REQUIREMENT ->
The exercise asks for every line of the data to be reproduced exactly.

--- START OF SUPPLIED MATERIAL ---

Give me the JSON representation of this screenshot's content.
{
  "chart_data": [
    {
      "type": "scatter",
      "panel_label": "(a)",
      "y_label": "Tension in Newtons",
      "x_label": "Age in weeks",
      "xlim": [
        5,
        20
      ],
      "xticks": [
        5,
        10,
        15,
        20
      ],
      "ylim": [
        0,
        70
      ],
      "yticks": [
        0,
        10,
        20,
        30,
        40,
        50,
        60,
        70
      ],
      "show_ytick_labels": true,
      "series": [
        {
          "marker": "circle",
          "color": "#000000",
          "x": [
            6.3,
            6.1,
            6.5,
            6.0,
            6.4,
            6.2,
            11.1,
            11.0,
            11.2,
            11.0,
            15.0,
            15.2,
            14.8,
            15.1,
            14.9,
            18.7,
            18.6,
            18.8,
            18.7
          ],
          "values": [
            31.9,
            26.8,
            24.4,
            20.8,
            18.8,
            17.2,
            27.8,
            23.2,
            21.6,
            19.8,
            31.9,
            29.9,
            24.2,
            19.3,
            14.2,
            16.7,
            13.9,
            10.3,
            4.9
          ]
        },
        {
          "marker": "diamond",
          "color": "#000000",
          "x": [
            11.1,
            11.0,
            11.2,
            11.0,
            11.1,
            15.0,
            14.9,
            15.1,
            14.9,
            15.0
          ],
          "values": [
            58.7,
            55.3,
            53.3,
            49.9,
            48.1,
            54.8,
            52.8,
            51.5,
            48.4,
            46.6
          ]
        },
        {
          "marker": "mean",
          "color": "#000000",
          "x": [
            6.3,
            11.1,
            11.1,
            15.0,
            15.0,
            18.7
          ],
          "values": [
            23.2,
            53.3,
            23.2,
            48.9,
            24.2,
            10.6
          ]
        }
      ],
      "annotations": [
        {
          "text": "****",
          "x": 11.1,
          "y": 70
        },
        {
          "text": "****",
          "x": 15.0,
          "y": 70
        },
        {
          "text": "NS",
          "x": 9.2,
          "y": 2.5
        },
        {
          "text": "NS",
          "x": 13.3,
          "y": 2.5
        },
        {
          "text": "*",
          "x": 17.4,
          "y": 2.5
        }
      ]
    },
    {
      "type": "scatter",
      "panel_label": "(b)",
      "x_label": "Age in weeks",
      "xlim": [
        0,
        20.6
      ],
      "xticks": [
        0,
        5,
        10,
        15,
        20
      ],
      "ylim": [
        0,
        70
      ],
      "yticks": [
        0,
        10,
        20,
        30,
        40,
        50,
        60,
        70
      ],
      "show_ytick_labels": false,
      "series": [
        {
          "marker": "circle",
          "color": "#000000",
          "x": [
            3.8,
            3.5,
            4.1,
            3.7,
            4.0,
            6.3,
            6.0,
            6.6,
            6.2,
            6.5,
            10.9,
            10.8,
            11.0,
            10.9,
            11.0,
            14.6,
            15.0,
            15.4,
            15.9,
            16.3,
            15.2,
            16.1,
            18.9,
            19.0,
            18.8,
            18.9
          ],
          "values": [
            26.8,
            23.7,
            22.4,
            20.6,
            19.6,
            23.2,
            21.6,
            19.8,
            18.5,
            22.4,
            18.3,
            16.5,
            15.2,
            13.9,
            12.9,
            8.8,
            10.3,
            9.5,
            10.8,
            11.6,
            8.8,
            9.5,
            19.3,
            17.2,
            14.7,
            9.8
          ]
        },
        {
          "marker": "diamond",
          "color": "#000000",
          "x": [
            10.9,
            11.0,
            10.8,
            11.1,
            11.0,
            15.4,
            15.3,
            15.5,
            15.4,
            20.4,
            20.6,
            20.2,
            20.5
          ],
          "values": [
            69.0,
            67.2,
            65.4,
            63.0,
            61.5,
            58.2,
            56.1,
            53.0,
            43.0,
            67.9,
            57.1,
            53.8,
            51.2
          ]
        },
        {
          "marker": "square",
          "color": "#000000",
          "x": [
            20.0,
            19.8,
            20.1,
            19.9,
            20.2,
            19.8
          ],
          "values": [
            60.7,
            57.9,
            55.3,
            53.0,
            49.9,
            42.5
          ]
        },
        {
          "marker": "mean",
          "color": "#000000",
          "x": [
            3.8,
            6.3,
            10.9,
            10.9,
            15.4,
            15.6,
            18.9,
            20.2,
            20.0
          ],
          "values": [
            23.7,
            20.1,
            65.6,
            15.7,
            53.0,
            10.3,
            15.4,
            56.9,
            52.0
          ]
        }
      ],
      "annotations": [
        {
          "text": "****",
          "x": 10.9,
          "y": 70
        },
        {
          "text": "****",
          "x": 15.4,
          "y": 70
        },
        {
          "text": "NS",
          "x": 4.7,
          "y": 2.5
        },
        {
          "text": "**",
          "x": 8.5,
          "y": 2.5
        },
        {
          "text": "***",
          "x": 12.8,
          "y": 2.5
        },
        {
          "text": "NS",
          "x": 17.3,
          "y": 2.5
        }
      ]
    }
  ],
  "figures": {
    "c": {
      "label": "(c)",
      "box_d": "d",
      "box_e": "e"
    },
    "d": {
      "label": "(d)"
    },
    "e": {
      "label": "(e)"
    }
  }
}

--- END OF SUPPLIED MATERIAL ---

IN RESPONSE ->
Give me the JSON representation of this screenshot's content.
{
  "chart_data": [
    {
      "type": "scatter",
      "panel_label": "(a)",
      "y_label": "Tension in Newtons",
      "x_label": "Age in weeks",
      "xlim": [
        5,
        20
      ],
      "xticks": [
        5,
        10,
        15,
        20
      ],
      "ylim": [
        0,
        70
      ],
      "yticks": [
        0,
        10,
        20,
        30,
        40,
        50,
        60,
        70
      ],
      "show_ytick_labels": true,
      "series": [
        {
          "marker": "circle",
          "color": "#000000",
          "x": [
            6.3,
            6.1,
            6.5,
            6.0,
            6.4,
            6.2,
            11.1,
            11.0,
            11.2,
            11.0,
            15.0,
            15.2,
            14.8,
            15.1,
            14.9,
            18.7,
            18.6,
            18.8,
            18.7
          ],
          "values": [
            31.9,
            26.8,
            24.4,
            20.8,
            18.8,
            17.2,
            27.8,
            23.2,
            21.6,
            19.8,
            31.9,
            29.9,
            24.2,
            19.3,
            14.2,
            16.7,
            13.9,
            10.3,
            4.9
          ]
        },
        {
          "marker": "diamond",
          "color": "#000000",
          "x": [
            11.1,
            11.0,
            11.2,
            11.0,
            11.1,
            15.0,
            14.9,
            15.1,
            14.9,
            15.0
          ],
          "values": [
            58.7,
            55.3,
            53.3,
            49.9,
            48.1,
            54.8,
            52.8,
            51.5,
            48.4,
            46.6
          ]
        },
        {
          "marker": "mean",
          "color": "#000000",
          "x": [
            6.3,
            11.1,
            11.1,
            15.0,
            15.0,
            18.7
          ],
          "values": [
            23.2,
            53.3,
            23.2,
            48.9,
            24.2,
            10.6
          ]
        }
      ],
      "annotations": [
        {
          "text": "****",
          "x": 11.1,
          "y": 70
        },
        {
          "text": "****",
          "x": 15.0,
          "y": 70
        },
        {
          "text": "NS",
          "x": 9.2,
          "y": 2.5
        },
        {
          "text": "NS",
          "x": 13.3,
          "y": 2.5
        },
        {
          "text": "*",
          "x": 17.4,
          "y": 2.5
        }
      ]
    },
    {
      "type": "scatter",
      "panel_label": "(b)",
      "x_label": "Age in weeks",
      "xlim": [
        0,
        20.6
      ],
      "xticks": [
        0,
        5,
        10,
        15,
        20
      ],
      "ylim": [
        0,
        70
      ],
      "yticks": [
        0,
        10,
        20,
        30,
        40,
        50,
        60,
        70
      ],
      "show_ytick_labels": false,
      "series": [
        {
          "marker": "circle",
          "color": "#000000",
          "x": [
            3.8,
            3.5,
            4.1,
            3.7,
            4.0,
            6.3,
            6.0,
            6.6,
            6.2,
            6.5,
            10.9,
            10.8,
            11.0,
            10.9,
            11.0,
            14.6,
            15.0,
            15.4,
            15.9,
            16.3,
            15.2,
            16.1,
            18.9,
            19.0,
            18.8,
            18.9
          ],
          "values": [
            26.8,
            23.7,
            22.4,
            20.6,
            19.6,
            23.2,
            21.6,
            19.8,
            18.5,
            22.4,
            18.3,
            16.5,
            15.2,
            13.9,
            12.9,
            8.8,
            10.3,
            9.5,
            10.8,
            11.6,
            8.8,
            9.5,
            19.3,
            17.2,
            14.7,
            9.8
          ]
        },
        {
          "marker": "diamond",
          "color": "#000000",
          "x": [
            10.9,
            11.0,
            10.8,
            11.1,
            11.0,
            15.4,
            15.3,
            15.5,
            15.4,
            20.4,
            20.6,
            20.2,
            20.5
          ],
          "values": [
            69.0,
            67.2,
            65.4,
            63.0,
            61.5,
            58.2,
            56.1,
            53.0,
            43.0,
            67.9,
            57.1,
            53.8,
            51.2
          ]
        },
        {
          "marker": "square",
          "color": "#000000",
          "x": [
            20.0,
            19.8,
            20.1,
            19.9,
            20.2,
            19.8
          ],
          "values": [
            60.7,
            57.9,
            55.3,
            53.0,
            49.9,
            42.5
          ]
        },
        {
          "marker": "mean",
          "color": "#000000",
          "x": [
            3.8,
            6.3,
            10.9,
            10.9,
            15.4,
            15.6,
            18.9,
            20.2,
            20.0
          ],
          "values": [
            23.7,
            20.1,
            65.6,
            15.7,
            53.0,
            10.3,
            15.4,
            56.9,
            52.0
          ]
        }
      ],
      "annotations": [
        {
          "text": "****",
          "x": 10.9,
          "y": 70
        },
        {
          "text": "****",
          "x": 15.4,
          "y": 70
        },
        {
          "text": "NS",
          "x": 4.7,
          "y": 2.5
        },
        {
          "text": "**",
          "x": 8.5,
          "y": 2.5
        },
        {
          "text": "***",
          "x": 12.8,
          "y": 2.5
        },
        {
          "text": "NS",
          "x": 17.3,
          "y": 2.5
        }
      ]
    }
  ],
  "figures": {
    "c": {
      "label": "(c)",
      "box_d": "d",
      "box_e": "e"
    },
    "d": {
      "label": "(d)"
    },
    "e": {
      "label": "(e)"
    }
  }
}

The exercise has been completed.